_Task to complete:_ Present the data once more in exactly its original form.

_Entries:_
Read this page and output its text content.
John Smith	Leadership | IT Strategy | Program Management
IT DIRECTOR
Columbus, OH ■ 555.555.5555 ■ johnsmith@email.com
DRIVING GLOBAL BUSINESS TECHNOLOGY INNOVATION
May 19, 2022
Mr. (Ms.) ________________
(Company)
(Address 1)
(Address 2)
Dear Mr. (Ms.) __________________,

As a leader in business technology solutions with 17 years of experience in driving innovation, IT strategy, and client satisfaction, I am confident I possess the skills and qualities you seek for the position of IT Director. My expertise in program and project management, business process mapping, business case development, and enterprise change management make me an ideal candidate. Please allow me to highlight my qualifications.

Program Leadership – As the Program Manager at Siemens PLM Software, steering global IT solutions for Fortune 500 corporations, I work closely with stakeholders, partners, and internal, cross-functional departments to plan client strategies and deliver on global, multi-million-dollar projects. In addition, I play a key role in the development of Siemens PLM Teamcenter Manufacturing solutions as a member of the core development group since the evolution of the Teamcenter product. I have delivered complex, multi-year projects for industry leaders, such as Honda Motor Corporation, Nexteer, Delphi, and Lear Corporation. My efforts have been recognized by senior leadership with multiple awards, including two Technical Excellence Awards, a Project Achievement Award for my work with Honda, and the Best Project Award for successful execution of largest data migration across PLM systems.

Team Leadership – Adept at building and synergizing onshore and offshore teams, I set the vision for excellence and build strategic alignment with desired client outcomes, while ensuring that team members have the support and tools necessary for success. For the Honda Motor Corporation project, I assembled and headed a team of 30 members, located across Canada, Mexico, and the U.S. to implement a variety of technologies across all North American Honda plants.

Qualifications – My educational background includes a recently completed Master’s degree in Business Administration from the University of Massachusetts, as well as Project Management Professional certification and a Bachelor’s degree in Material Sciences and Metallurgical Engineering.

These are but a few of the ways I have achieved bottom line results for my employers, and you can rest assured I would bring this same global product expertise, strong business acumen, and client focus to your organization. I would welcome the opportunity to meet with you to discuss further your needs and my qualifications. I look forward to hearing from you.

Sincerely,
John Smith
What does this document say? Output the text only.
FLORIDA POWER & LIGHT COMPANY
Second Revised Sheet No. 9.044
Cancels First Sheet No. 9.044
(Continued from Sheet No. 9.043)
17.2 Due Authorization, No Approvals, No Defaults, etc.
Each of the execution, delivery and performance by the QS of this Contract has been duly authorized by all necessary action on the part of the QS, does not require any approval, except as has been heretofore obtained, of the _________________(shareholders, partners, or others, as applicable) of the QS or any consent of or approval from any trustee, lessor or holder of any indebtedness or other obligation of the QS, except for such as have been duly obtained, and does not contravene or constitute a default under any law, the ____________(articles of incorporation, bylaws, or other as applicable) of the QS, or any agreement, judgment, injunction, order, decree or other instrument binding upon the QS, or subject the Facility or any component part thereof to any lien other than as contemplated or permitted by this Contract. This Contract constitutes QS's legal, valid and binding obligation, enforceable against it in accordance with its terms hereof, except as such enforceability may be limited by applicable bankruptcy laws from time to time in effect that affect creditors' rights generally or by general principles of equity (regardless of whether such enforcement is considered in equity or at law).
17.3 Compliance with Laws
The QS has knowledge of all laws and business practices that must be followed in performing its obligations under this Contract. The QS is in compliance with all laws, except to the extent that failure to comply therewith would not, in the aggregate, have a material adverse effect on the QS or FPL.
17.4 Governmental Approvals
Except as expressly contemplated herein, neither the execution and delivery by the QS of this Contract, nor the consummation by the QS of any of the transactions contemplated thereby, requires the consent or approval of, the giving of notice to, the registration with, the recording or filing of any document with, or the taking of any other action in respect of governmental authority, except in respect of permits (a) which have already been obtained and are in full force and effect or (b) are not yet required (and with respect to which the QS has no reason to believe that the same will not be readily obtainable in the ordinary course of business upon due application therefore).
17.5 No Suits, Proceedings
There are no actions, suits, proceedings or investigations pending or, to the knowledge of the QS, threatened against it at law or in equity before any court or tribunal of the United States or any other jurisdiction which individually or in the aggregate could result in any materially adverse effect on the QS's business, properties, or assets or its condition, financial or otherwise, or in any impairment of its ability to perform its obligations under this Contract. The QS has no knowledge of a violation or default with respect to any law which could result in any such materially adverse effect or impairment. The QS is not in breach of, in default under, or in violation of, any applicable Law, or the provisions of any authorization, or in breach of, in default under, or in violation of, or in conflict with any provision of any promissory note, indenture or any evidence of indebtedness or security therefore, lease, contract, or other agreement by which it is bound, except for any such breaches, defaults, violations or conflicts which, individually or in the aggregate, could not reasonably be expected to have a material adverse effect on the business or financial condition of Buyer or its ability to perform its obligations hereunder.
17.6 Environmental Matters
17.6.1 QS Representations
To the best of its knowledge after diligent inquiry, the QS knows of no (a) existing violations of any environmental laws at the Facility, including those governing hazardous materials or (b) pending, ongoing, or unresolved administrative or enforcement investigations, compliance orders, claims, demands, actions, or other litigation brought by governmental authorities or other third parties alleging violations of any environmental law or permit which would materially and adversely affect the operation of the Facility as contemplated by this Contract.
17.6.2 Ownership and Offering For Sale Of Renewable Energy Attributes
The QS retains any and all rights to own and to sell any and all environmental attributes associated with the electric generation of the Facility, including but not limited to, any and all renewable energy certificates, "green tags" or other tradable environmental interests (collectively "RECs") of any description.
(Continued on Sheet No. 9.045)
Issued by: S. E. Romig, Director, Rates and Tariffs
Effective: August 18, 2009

_Finished answer:_
Read this page and output its text content.
John Smith	Leadership | IT Strategy | Program Management
IT DIRECTOR
Columbus, OH ■ 555.555.5555 ■ johnsmith@email.com
DRIVING GLOBAL BUSINESS TECHNOLOGY INNOVATION
May 19, 2022
Mr. (Ms.) ________________
(Company)
(Address 1)
(Address 2)
Dear Mr. (Ms.) __________________,

As a leader in business technology solutions with 17 years of experience in driving innovation, IT strategy, and client satisfaction, I am confident I possess the skills and qualities you seek for the position of IT Director. My expertise in program and project management, business process mapping, business case development, and enterprise change management make me an ideal candidate. Please allow me to highlight my qualifications.

Program Leadership – As the Program Manager at Siemens PLM Software, steering global IT solutions for Fortune 500 corporations, I work closely with stakeholders, partners, and internal, cross-functional departments to plan client strategies and deliver on global, multi-million-dollar projects. In addition, I play a key role in the development of Siemens PLM Teamcenter Manufacturing solutions as a member of the core development group since the evolution of the Teamcenter product. I have delivered complex, multi-year projects for industry leaders, such as Honda Motor Corporation, Nexteer, Delphi, and Lear Corporation. My efforts have been recognized by senior leadership with multiple awards, including two Technical Excellence Awards, a Project Achievement Award for my work with Honda, and the Best Project Award for successful execution of largest data migration across PLM systems.

Team Leadership – Adept at building and synergizing onshore and offshore teams, I set the vision for excellence and build strategic alignment with desired client outcomes, while ensuring that team members have the support and tools necessary for success. For the Honda Motor Corporation project, I assembled and headed a team of 30 members, located across Canada, Mexico, and the U.S. to implement a variety of technologies across all North American Honda plants.

Qualifications – My educational background includes a recently completed Master’s degree in Business Administration from the University of Massachusetts, as well as Project Management Professional certification and a Bachelor’s degree in Material Sciences and Metallurgical Engineering.

These are but a few of the ways I have achieved bottom line results for my employers, and you can rest assured I would bring this same global product expertise, strong business acumen, and client focus to your organization. I would welcome the opportunity to meet with you to discuss further your needs and my qualifications. I look forward to hearing from you.

Sincerely,
John Smith
What does this document say? Output the text only.
FLORIDA POWER & LIGHT COMPANY
Second Revised Sheet No. 9.044
Cancels First Sheet No. 9.044
(Continued from Sheet No. 9.043)
17.2 Due Authorization, No Approvals, No Defaults, etc.
Each of the execution, delivery and performance by the QS of this Contract has been duly authorized by all necessary action on the part of the QS, does not require any approval, except as has been heretofore obtained, of the _________________(shareholders, partners, or others, as applicable) of the QS or any consent of or approval from any trustee, lessor or holder of any indebtedness or other obligation of the QS, except for such as have been duly obtained, and does not contravene or constitute a default under any law, the ____________(articles of incorporation, bylaws, or other as applicable) of the QS, or any agreement, judgment, injunction, order, decree or other instrument binding upon the QS, or subject the Facility or any component part thereof to any lien other than as contemplated or permitted by this Contract. This Contract constitutes QS's legal, valid and binding obligation, enforceable against it in accordance with its terms hereof, except as such enforceability may be limited by applicable bankruptcy laws from time to time in effect that affect creditors' rights generally or by general principles of equity (regardless of whether such enforcement is considered in equity or at law).
17.3 Compliance with Laws
The QS has knowledge of all laws and business practices that must be followed in performing its obligations under this Contract. The QS is in compliance with all laws, except to the extent that failure to comply therewith would not, in the aggregate, have a material adverse effect on the QS or FPL.
17.4 Governmental Approvals
Except as expressly contemplated herein, neither the execution and delivery by the QS of this Contract, nor the consummation by the QS of any of the transactions contemplated thereby, requires the consent or approval of, the giving of notice to, the registration with, the recording or filing of any document with, or the taking of any other action in respect of governmental authority, except in respect of permits (a) which have already been obtained and are in full force and effect or (b) are not yet required (and with respect to which the QS has no reason to believe that the same will not be readily obtainable in the ordinary course of business upon due application therefore).
17.5 No Suits, Proceedings
There are no actions, suits, proceedings or investigations pending or, to the knowledge of the QS, threatened against it at law or in equity before any court or tribunal of the United States or any other jurisdiction which individually or in the aggregate could result in any materially adverse effect on the QS's business, properties, or assets or its condition, financial or otherwise, or in any impairment of its ability to perform its obligations under this Contract. The QS has no knowledge of a violation or default with respect to any law which could result in any such materially adverse effect or impairment. The QS is not in breach of, in default under, or in violation of, any applicable Law, or the provisions of any authorization, or in breach of, in default under, or in violation of, or in conflict with any provision of any promissory note, indenture or any evidence of indebtedness or security therefore, lease, contract, or other agreement by which it is bound, except for any such breaches, defaults, violations or conflicts which, individually or in the aggregate, could not reasonably be expected to have a material adverse effect on the business or financial condition of Buyer or its ability to perform its obligations hereunder.
17.6 Environmental Matters
17.6.1 QS Representations
To the best of its knowledge after diligent inquiry, the QS knows of no (a) existing violations of any environmental laws at the Facility, including those governing hazardous materials or (b) pending, ongoing, or unresolved administrative or enforcement investigations, compliance orders, claims, demands, actions, or other litigation brought by governmental authorities or other third parties alleging violations of any environmental law or permit which would materially and adversely affect the operation of the Facility as contemplated by this Contract.
17.6.2 Ownership and Offering For Sale Of Renewable Energy Attributes
The QS retains any and all rights to own and to sell any and all environmental attributes associated with the electric generation of the Facility, including but not limited to, any and all renewable energy certificates, "green tags" or other tradable environmental interests (collectively "RECs") of any description.
(Continued on Sheet No. 9.045)
Issued by: S. E. Romig, Director, Rates and Tariffs
Effective: August 18, 2009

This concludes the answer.